**What to work on**
Copy each line containing the word "الأفكار" from the records that follow, please.

(Data listing)

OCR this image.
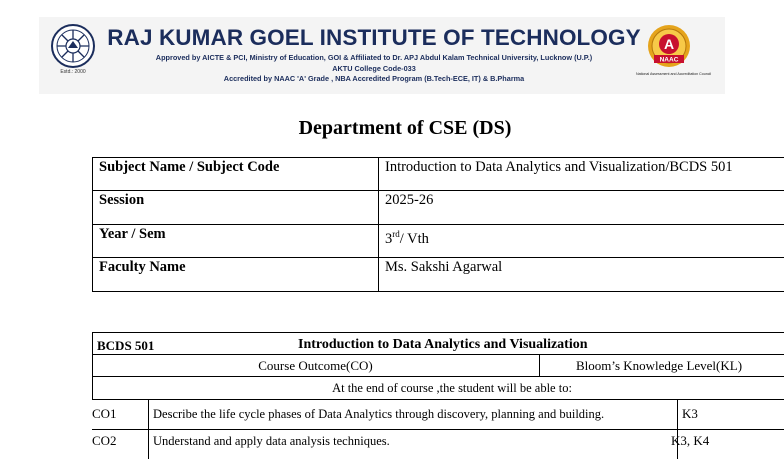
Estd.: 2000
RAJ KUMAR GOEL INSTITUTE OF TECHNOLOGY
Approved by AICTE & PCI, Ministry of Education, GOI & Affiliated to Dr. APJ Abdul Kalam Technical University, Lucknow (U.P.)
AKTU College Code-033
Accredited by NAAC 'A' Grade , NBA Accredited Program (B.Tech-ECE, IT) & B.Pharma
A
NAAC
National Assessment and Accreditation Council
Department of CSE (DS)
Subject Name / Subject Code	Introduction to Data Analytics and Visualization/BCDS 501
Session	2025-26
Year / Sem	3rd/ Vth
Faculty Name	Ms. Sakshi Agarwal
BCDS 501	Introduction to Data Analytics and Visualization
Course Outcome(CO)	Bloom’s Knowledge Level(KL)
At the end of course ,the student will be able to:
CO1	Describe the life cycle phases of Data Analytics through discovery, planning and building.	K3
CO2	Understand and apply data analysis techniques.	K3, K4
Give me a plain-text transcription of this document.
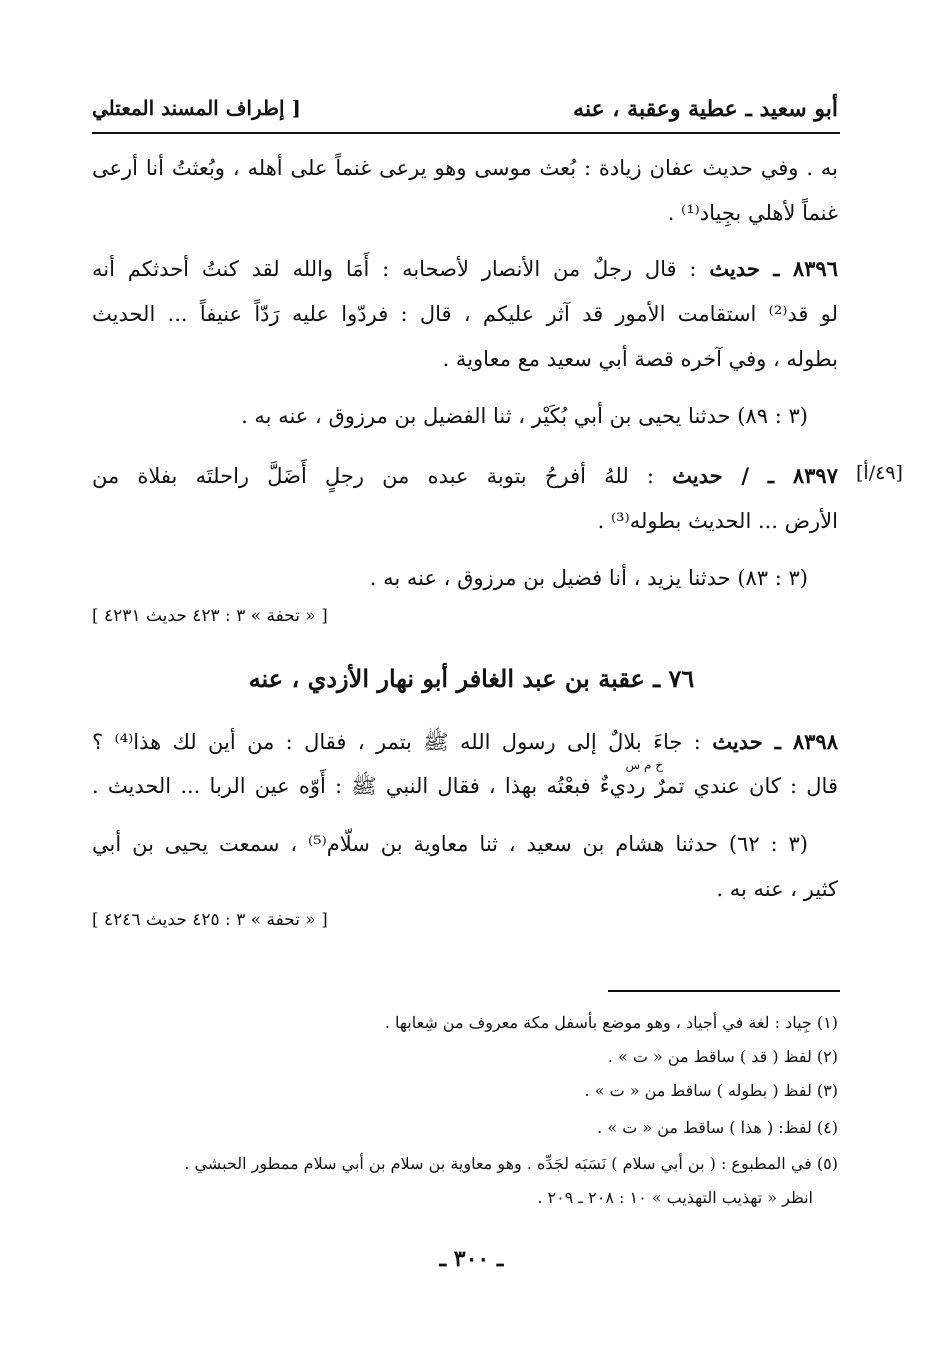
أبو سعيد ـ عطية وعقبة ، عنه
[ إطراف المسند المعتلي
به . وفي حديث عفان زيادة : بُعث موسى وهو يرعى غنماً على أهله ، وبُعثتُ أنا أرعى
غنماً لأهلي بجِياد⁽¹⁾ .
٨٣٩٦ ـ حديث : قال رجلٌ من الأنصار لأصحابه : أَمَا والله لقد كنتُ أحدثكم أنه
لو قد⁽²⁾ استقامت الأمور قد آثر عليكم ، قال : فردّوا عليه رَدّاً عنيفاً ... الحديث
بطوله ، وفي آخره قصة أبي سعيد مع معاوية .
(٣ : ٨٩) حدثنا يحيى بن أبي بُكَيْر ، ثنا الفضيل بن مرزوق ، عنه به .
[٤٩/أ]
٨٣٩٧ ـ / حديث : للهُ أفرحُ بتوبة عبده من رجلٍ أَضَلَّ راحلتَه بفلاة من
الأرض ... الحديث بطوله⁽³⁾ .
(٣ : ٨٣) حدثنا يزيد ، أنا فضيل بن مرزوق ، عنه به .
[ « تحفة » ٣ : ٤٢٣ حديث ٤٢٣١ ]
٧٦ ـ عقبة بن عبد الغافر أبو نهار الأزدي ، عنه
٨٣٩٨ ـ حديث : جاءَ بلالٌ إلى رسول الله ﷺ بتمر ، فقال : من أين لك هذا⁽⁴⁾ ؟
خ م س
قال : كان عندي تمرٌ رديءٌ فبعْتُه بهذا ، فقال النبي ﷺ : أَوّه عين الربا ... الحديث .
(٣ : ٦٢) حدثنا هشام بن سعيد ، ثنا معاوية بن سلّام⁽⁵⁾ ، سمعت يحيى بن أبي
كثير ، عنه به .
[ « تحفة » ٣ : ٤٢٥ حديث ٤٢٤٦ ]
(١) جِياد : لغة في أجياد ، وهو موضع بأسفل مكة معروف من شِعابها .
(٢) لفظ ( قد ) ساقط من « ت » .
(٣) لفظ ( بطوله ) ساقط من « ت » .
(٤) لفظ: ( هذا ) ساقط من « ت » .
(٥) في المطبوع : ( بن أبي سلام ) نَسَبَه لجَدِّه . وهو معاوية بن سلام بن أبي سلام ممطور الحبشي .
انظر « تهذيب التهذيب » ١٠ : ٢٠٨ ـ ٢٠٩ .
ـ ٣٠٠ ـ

--

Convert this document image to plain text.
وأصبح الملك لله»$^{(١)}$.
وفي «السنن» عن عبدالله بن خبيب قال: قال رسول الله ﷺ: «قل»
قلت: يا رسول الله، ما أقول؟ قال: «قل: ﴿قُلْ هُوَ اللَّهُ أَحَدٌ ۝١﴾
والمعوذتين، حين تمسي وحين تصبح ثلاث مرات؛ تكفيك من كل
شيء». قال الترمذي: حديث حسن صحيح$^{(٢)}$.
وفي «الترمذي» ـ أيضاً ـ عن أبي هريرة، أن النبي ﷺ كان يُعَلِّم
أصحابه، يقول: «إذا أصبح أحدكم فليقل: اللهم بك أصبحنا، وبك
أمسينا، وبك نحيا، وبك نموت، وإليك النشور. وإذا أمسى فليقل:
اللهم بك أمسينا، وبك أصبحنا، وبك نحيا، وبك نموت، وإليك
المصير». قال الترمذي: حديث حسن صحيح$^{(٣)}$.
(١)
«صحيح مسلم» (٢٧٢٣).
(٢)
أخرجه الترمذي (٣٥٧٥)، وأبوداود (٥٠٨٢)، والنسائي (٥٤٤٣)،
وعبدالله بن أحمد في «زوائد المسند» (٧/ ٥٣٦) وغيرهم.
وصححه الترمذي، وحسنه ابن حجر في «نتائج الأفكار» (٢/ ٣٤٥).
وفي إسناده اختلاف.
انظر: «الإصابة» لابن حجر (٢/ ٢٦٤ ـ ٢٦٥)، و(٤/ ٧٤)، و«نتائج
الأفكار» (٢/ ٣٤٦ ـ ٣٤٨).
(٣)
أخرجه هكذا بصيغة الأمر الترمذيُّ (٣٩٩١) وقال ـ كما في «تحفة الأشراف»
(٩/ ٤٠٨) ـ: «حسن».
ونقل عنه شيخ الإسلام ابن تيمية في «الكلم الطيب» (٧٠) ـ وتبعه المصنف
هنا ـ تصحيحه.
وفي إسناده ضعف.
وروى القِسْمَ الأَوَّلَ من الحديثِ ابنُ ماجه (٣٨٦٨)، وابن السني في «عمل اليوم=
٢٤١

**Reply**
وصححه الترمذي، وحسنه ابن حجر في «نتائج الأفكار» (٢/ ٣٤٥).
الأفكار» (٢/ ٣٤٦ ـ ٣٤٨).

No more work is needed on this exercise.